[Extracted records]
━━━━━━━━━━━━━━━━
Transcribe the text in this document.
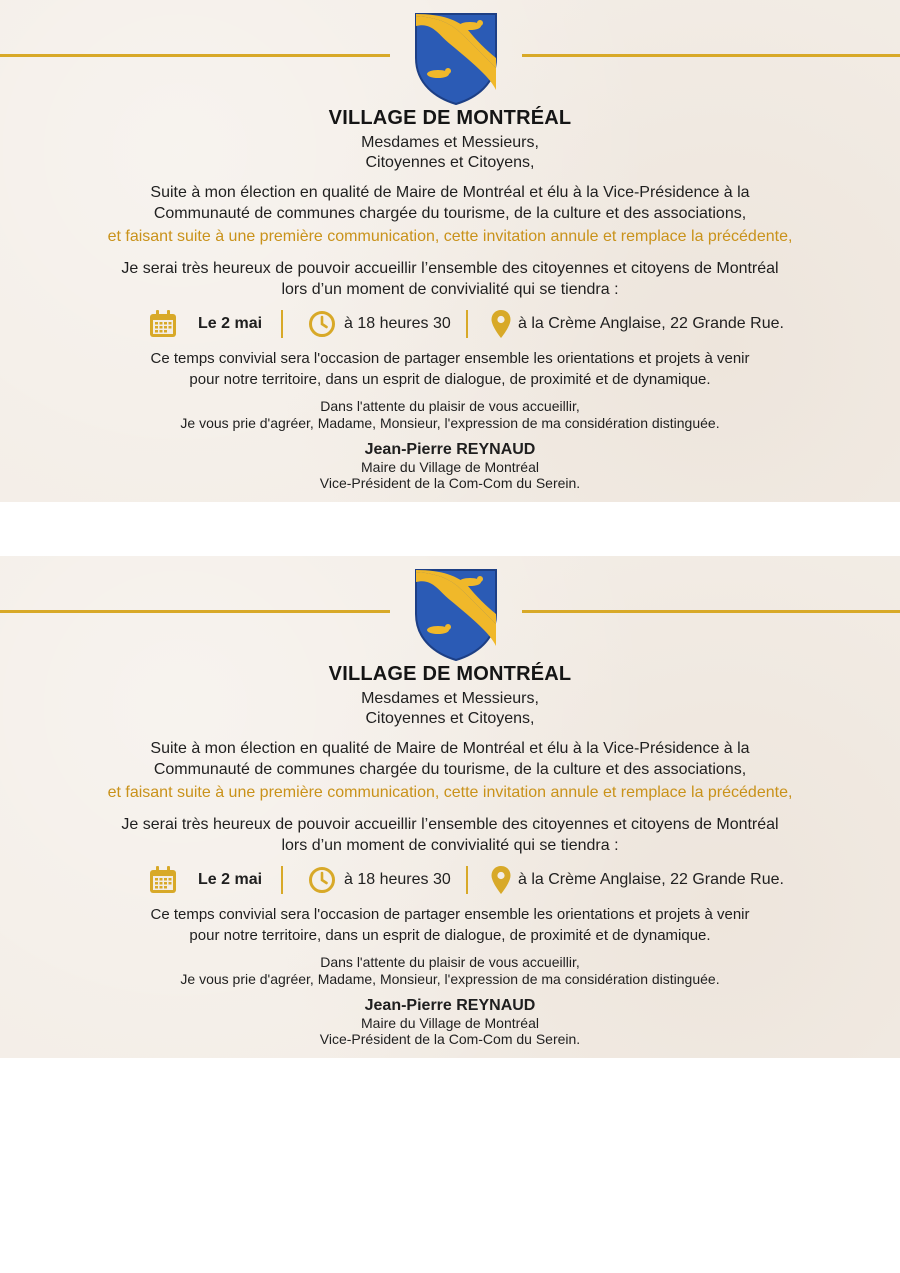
VILLAGE DE MONTRÉAL
Mesdames et Messieurs,
Citoyennes et Citoyens,
Suite à mon élection en qualité de Maire de Montréal et élu à la Vice-Présidence à la
Communauté de communes chargée du tourisme, de la culture et des associations,
et faisant suite à une première communication, cette invitation annule et remplace la précédente,
Je serai très heureux de pouvoir accueillir l’ensemble des citoyennes et citoyens de Montréal
lors d’un moment de convivialité qui se tiendra :
Le 2 mai	à 18 heures 30	à la Crème Anglaise, 22 Grande Rue.
Ce temps convivial sera l'occasion de partager ensemble les orientations et projets à venir
pour notre territoire, dans un esprit de dialogue, de proximité et de dynamique.
Dans l'attente du plaisir de vous accueillir,
Je vous prie d'agréer, Madame, Monsieur, l'expression de ma considération distinguée.
Jean-Pierre REYNAUD
Maire du Village de Montréal
Vice-Président de la Com-Com du Serein.
VILLAGE DE MONTRÉAL
Mesdames et Messieurs,
Citoyennes et Citoyens,
Suite à mon élection en qualité de Maire de Montréal et élu à la Vice-Présidence à la
Communauté de communes chargée du tourisme, de la culture et des associations,
et faisant suite à une première communication, cette invitation annule et remplace la précédente,
Je serai très heureux de pouvoir accueillir l’ensemble des citoyennes et citoyens de Montréal
lors d’un moment de convivialité qui se tiendra :
Le 2 mai	à 18 heures 30	à la Crème Anglaise, 22 Grande Rue.
Ce temps convivial sera l'occasion de partager ensemble les orientations et projets à venir
pour notre territoire, dans un esprit de dialogue, de proximité et de dynamique.
Dans l'attente du plaisir de vous accueillir,
Je vous prie d'agréer, Madame, Monsieur, l'expression de ma considération distinguée.
Jean-Pierre REYNAUD
Maire du Village de Montréal
Vice-Président de la Com-Com du Serein.
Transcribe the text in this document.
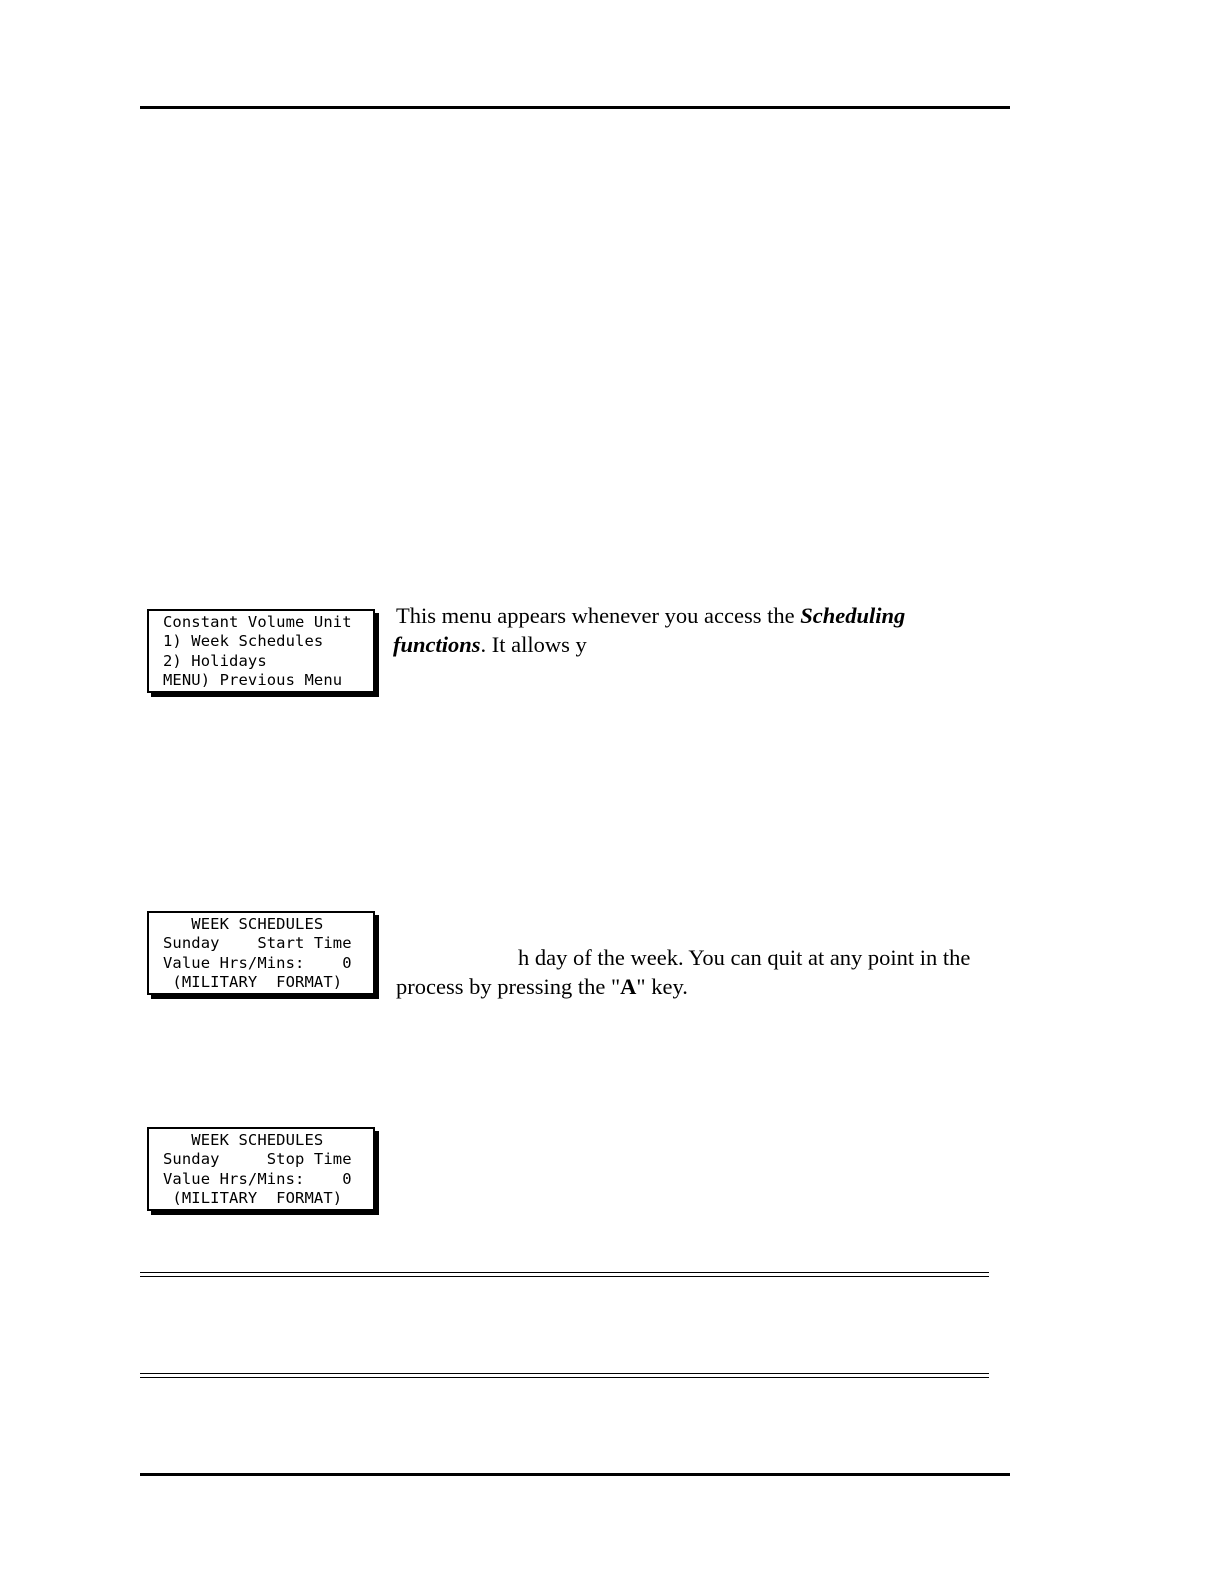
Constant Volume Unit
1) Week Schedules
2) Holidays
MENU) Previous Menu
This menu appears whenever you access the Scheduling
functions. It allows y
WEEK SCHEDULES
Sunday    Start Time
Value Hrs/Mins:    0
(MILITARY  FORMAT)
h day of the week. You can quit at any point in the
process by pressing the "A" key.
WEEK SCHEDULES
Sunday     Stop Time
Value Hrs/Mins:    0
(MILITARY  FORMAT)
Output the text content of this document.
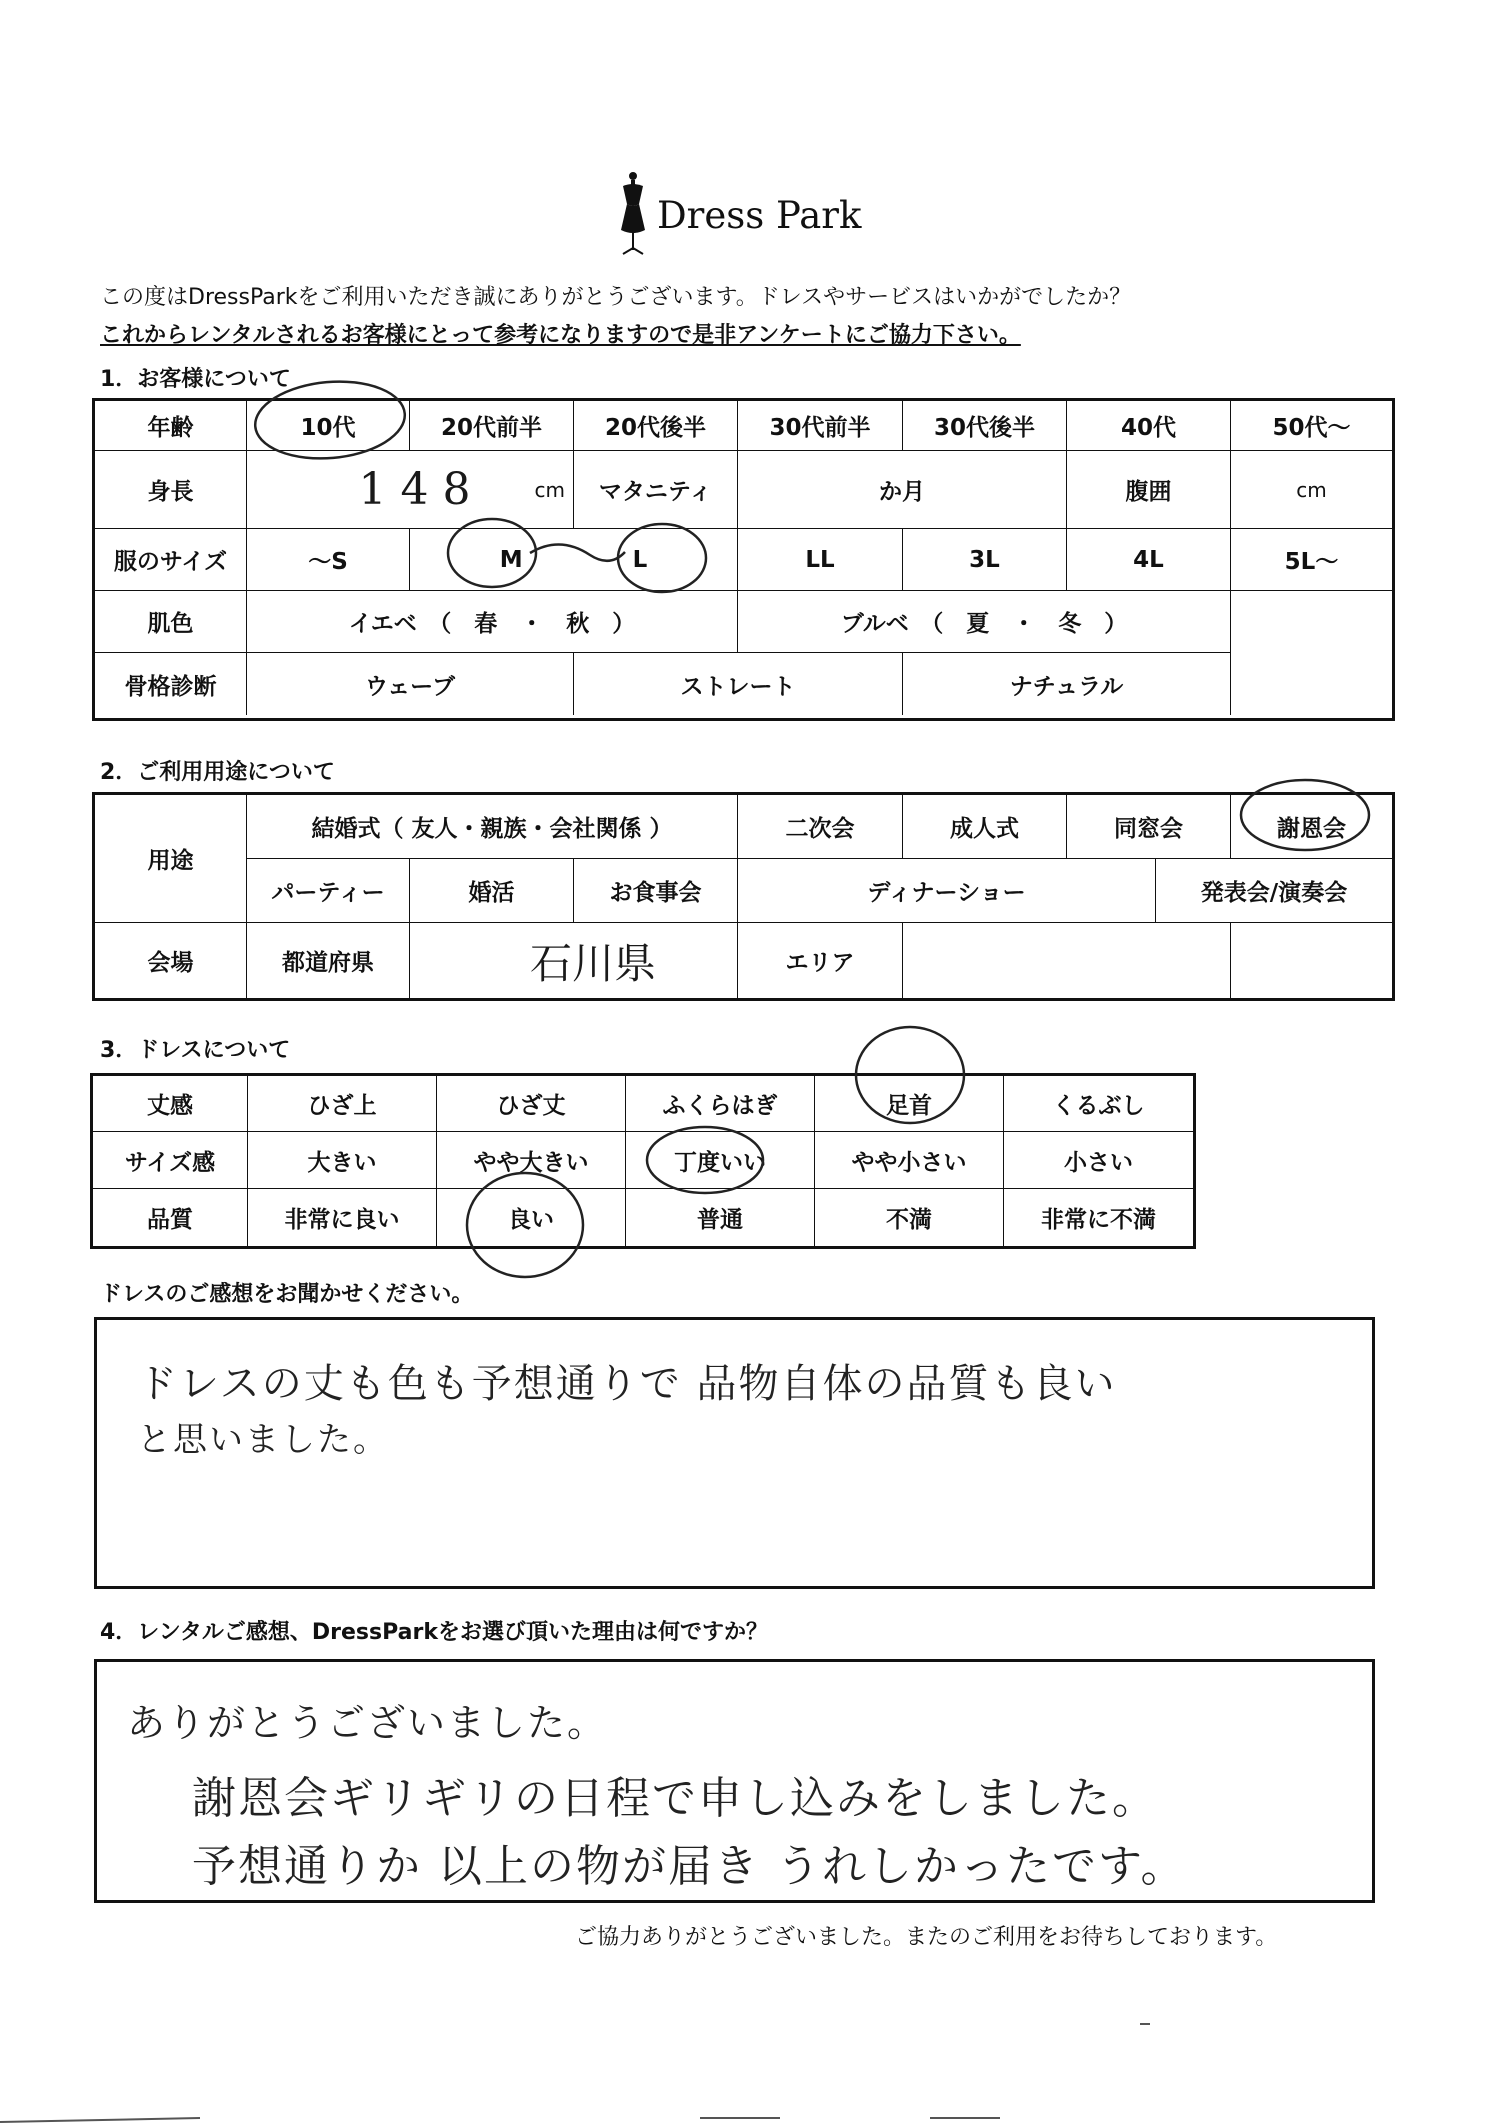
Dress Park
この度はDressParkをご利用いただき誠にありがとうございます。ドレスやサービスはいかがでしたか？
これからレンタルされるお客様にとって参考になりますので是非アンケートにご協力下さい。
1．お客様について
年齢	10代	20代前半	20代後半	30代前半	30代後半	40代	50代〜
身長	148	cm	マタニティ	か月	腹囲	cm
服のサイズ	〜S	M	L	LL	3L	4L	5L〜
肌色	イエベ　（　春　・　秋　）	ブルベ　（　夏　・　冬　）
骨格診断	ウェーブ	ストレート	ナチュラル
2．ご利用用途について
用途
結婚式（ 友人・親族・会社関係 ）	二次会	成人式	同窓会	謝恩会
パーティー	婚活	お食事会	ディナーショー	発表会/演奏会
会場	都道府県	石川県	エリア
3．ドレスについて
丈感	ひざ上	ひざ丈	ふくらはぎ	足首	くるぶし
サイズ感	大きい	やや大きい	丁度いい	やや小さい	小さい
品質	非常に良い	良い	普通	不満	非常に不満
ドレスのご感想をお聞かせください。
ドレスの丈も色も予想通りで 品物自体の品質も良い
と思いました。
4．レンタルご感想、DressParkをお選び頂いた理由は何ですか？
ありがとうございました。
謝恩会ギリギリの日程で申し込みをしました。
予想通りか 以上の物が届き うれしかったです。
ご協力ありがとうございました。またのご利用をお待ちしております。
━━━━━━━━━━━━━━━━
§ **Instructions to follow**: Repeat each entry exactly. Pictures do not belong in the copy.

§ **Result**:
Transcribe the text in this document.
VILLAGE DE MONTRÉAL
Mesdames et Messieurs,
Citoyennes et Citoyens,
Suite à mon élection en qualité de Maire de Montréal et élu à la Vice-Présidence à la
Communauté de communes chargée du tourisme, de la culture et des associations,
et faisant suite à une première communication, cette invitation annule et remplace la précédente,
Je serai très heureux de pouvoir accueillir l’ensemble des citoyennes et citoyens de Montréal
lors d’un moment de convivialité qui se tiendra :
Le 2 mai	à 18 heures 30	à la Crème Anglaise, 22 Grande Rue.
Ce temps convivial sera l'occasion de partager ensemble les orientations et projets à venir
pour notre territoire, dans un esprit de dialogue, de proximité et de dynamique.
Dans l'attente du plaisir de vous accueillir,
Je vous prie d'agréer, Madame, Monsieur, l'expression de ma considération distinguée.
Jean-Pierre REYNAUD
Maire du Village de Montréal
Vice-Président de la Com-Com du Serein.
VILLAGE DE MONTRÉAL
Mesdames et Messieurs,
Citoyennes et Citoyens,
Suite à mon élection en qualité de Maire de Montréal et élu à la Vice-Présidence à la
Communauté de communes chargée du tourisme, de la culture et des associations,
et faisant suite à une première communication, cette invitation annule et remplace la précédente,
Je serai très heureux de pouvoir accueillir l’ensemble des citoyennes et citoyens de Montréal
lors d’un moment de convivialité qui se tiendra :
Le 2 mai	à 18 heures 30	à la Crème Anglaise, 22 Grande Rue.
Ce temps convivial sera l'occasion de partager ensemble les orientations et projets à venir
pour notre territoire, dans un esprit de dialogue, de proximité et de dynamique.
Dans l'attente du plaisir de vous accueillir,
Je vous prie d'agréer, Madame, Monsieur, l'expression de ma considération distinguée.
Jean-Pierre REYNAUD
Maire du Village de Montréal
Vice-Président de la Com-Com du Serein.
Transcribe the text in this document.
Constant Volume Unit
1) Week Schedules
2) Holidays
MENU) Previous Menu
This menu appears whenever you access the Scheduling
functions. It allows y
WEEK SCHEDULES
Sunday    Start Time
Value Hrs/Mins:    0
(MILITARY  FORMAT)
h day of the week. You can quit at any point in the
process by pressing the "A" key.
WEEK SCHEDULES
Sunday     Stop Time
Value Hrs/Mins:    0
(MILITARY  FORMAT)
Output the text content of this document.
Dress Park
この度はDressParkをご利用いただき誠にありがとうございます。ドレスやサービスはいかがでしたか？
これからレンタルされるお客様にとって参考になりますので是非アンケートにご協力下さい。
1．お客様について
年齢	10代	20代前半	20代後半	30代前半	30代後半	40代	50代〜
身長	148	cm	マタニティ	か月	腹囲	cm
服のサイズ	〜S	M	L	LL	3L	4L	5L〜
肌色	イエベ　（　春　・　秋　）	ブルベ　（　夏　・　冬　）
骨格診断	ウェーブ	ストレート	ナチュラル
2．ご利用用途について
用途
結婚式（ 友人・親族・会社関係 ）	二次会	成人式	同窓会	謝恩会
パーティー	婚活	お食事会	ディナーショー	発表会/演奏会
会場	都道府県	石川県	エリア
3．ドレスについて
丈感	ひざ上	ひざ丈	ふくらはぎ	足首	くるぶし
サイズ感	大きい	やや大きい	丁度いい	やや小さい	小さい
品質	非常に良い	良い	普通	不満	非常に不満
ドレスのご感想をお聞かせください。
ドレスの丈も色も予想通りで 品物自体の品質も良い
と思いました。
4．レンタルご感想、DressParkをお選び頂いた理由は何ですか？
ありがとうございました。
謝恩会ギリギリの日程で申し込みをしました。
予想通りか 以上の物が届き うれしかったです。
ご協力ありがとうございました。またのご利用をお待ちしております。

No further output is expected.